▼

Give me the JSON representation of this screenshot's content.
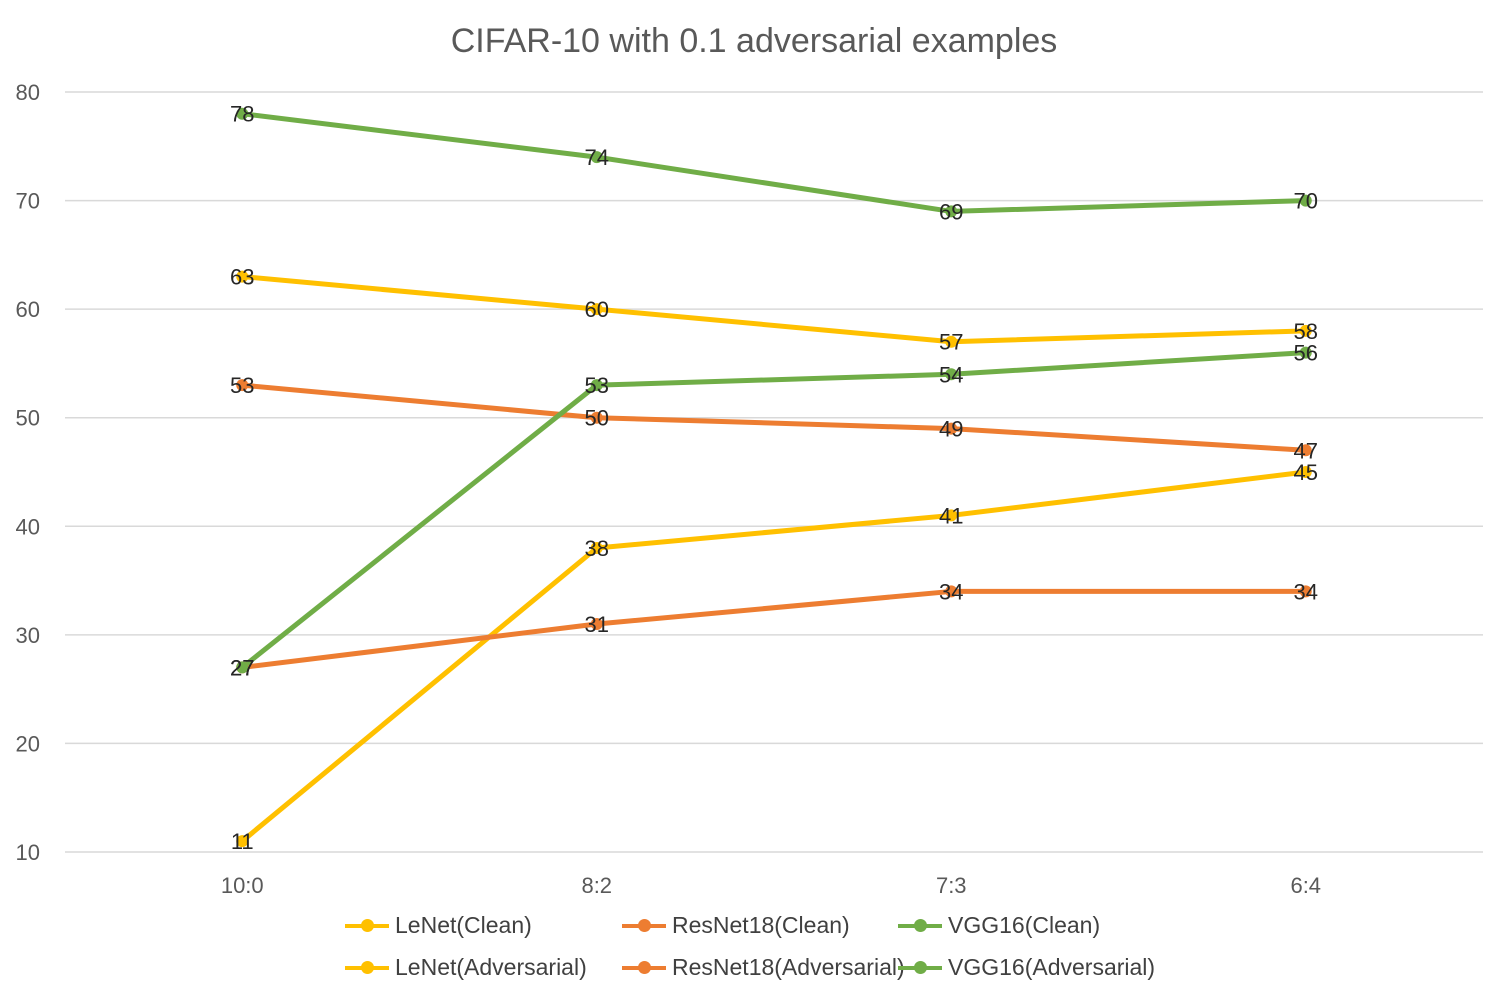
{
  "chart_data": {
    "type": "line",
    "title": "CIFAR-10 with 0.1 adversarial examples",
    "categories": [
      "10:0",
      "8:2",
      "7:3",
      "6:4"
    ],
    "ylim": [
      10,
      80
    ],
    "yticks": [
      10,
      20,
      30,
      40,
      50,
      60,
      70,
      80
    ],
    "grid": true,
    "legend_position": "bottom",
    "series": [
      {
        "name": "LeNet(Clean)",
        "color": "#FFC000",
        "values": [
          63,
          60,
          57,
          58
        ]
      },
      {
        "name": "ResNet18(Clean)",
        "color": "#ED7D31",
        "values": [
          53,
          50,
          49,
          47
        ]
      },
      {
        "name": "VGG16(Clean)",
        "color": "#70AD47",
        "values": [
          78,
          74,
          69,
          70
        ]
      },
      {
        "name": "LeNet(Adversarial)",
        "color": "#FFC000",
        "values": [
          11,
          38,
          41,
          45
        ]
      },
      {
        "name": "ResNet18(Adversarial)",
        "color": "#ED7D31",
        "values": [
          27,
          31,
          34,
          34
        ]
      },
      {
        "name": "VGG16(Adversarial)",
        "color": "#70AD47",
        "values": [
          27,
          53,
          54,
          56
        ]
      }
    ]
  }
}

▲

§ Task statement
Leave out the pictures and transcribe the entries above exactly.

§ Task solution
Give me the JSON representation of this screenshot's content.
{
  "chart_data": {
    "type": "line",
    "title": "CIFAR-10 with 0.1 adversarial examples",
    "categories": [
      "10:0",
      "8:2",
      "7:3",
      "6:4"
    ],
    "ylim": [
      10,
      80
    ],
    "yticks": [
      10,
      20,
      30,
      40,
      50,
      60,
      70,
      80
    ],
    "grid": true,
    "legend_position": "bottom",
    "series": [
      {
        "name": "LeNet(Clean)",
        "color": "#FFC000",
        "values": [
          63,
          60,
          57,
          58
        ]
      },
      {
        "name": "ResNet18(Clean)",
        "color": "#ED7D31",
        "values": [
          53,
          50,
          49,
          47
        ]
      },
      {
        "name": "VGG16(Clean)",
        "color": "#70AD47",
        "values": [
          78,
          74,
          69,
          70
        ]
      },
      {
        "name": "LeNet(Adversarial)",
        "color": "#FFC000",
        "values": [
          11,
          38,
          41,
          45
        ]
      },
      {
        "name": "ResNet18(Adversarial)",
        "color": "#ED7D31",
        "values": [
          27,
          31,
          34,
          34
        ]
      },
      {
        "name": "VGG16(Adversarial)",
        "color": "#70AD47",
        "values": [
          27,
          53,
          54,
          56
        ]
      }
    ]
  }
}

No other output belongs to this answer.